AIM OF THE EXERCISE: Pick out every line with the word "values" and copy it.

INPUT DATA:
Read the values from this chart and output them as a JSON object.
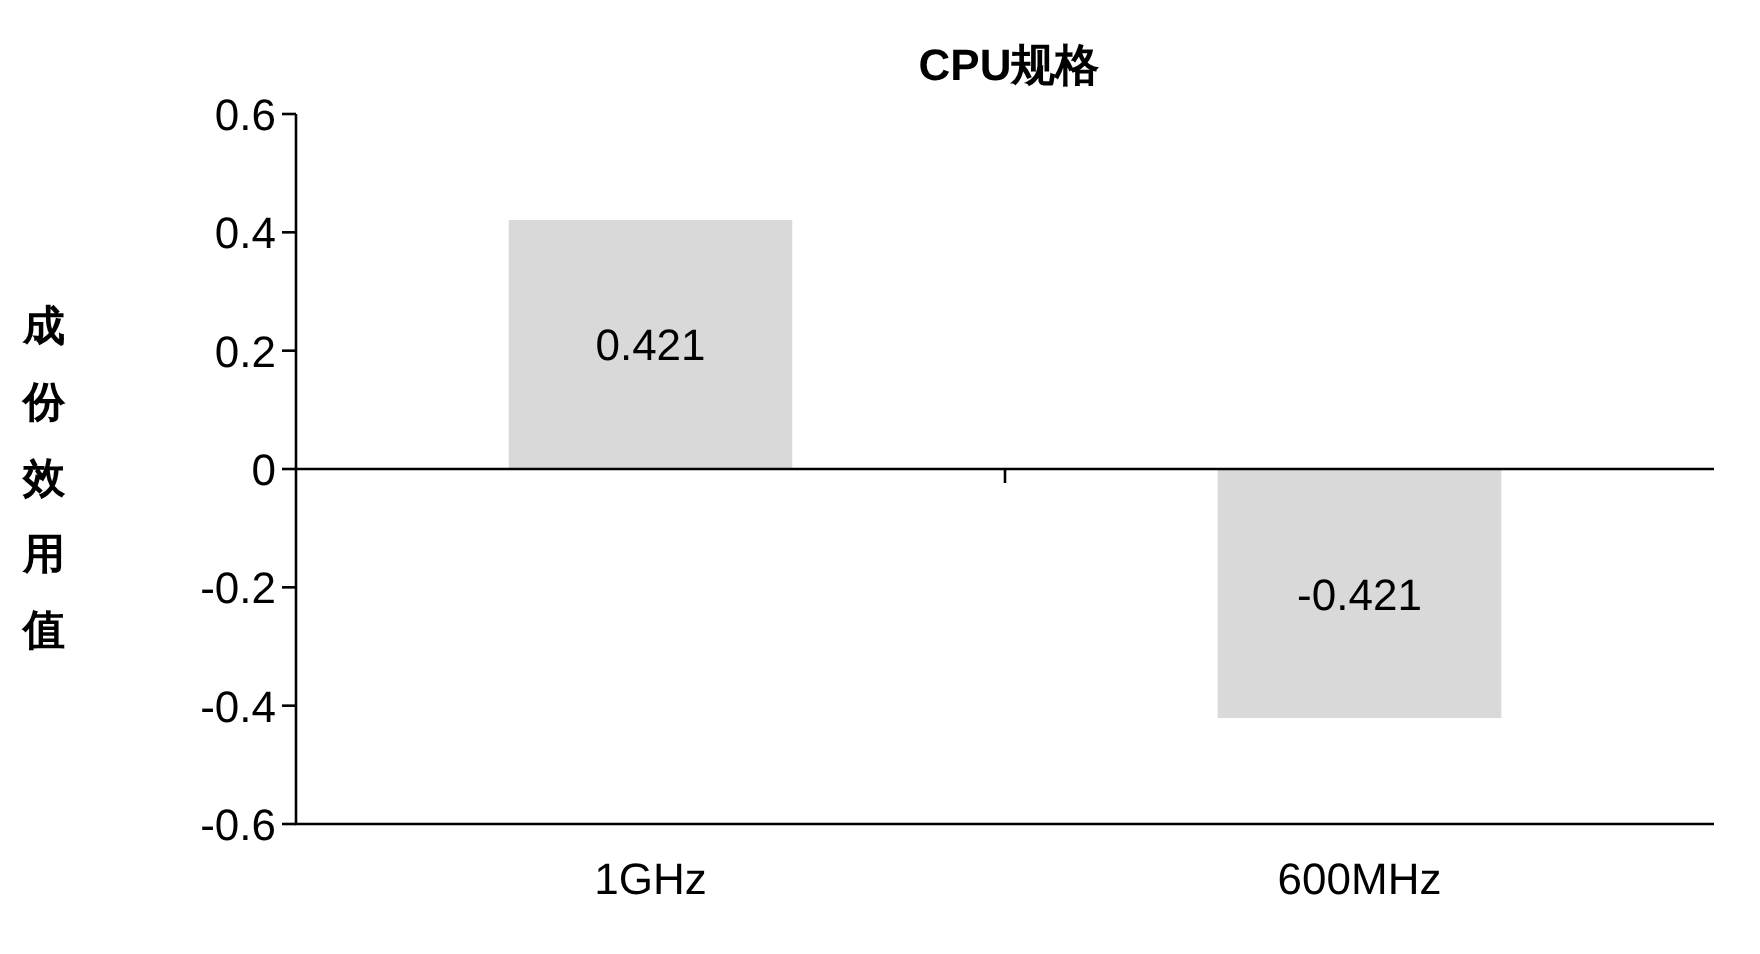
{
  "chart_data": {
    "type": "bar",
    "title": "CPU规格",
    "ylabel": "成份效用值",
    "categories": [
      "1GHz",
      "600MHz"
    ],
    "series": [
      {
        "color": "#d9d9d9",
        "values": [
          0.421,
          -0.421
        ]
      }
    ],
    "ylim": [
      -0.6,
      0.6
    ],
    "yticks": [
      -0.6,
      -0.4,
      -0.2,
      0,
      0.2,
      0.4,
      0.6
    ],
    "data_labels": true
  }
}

ANSWER TO THE PROBLEM:
Read the values from this chart and output them as a JSON object.
        "values": [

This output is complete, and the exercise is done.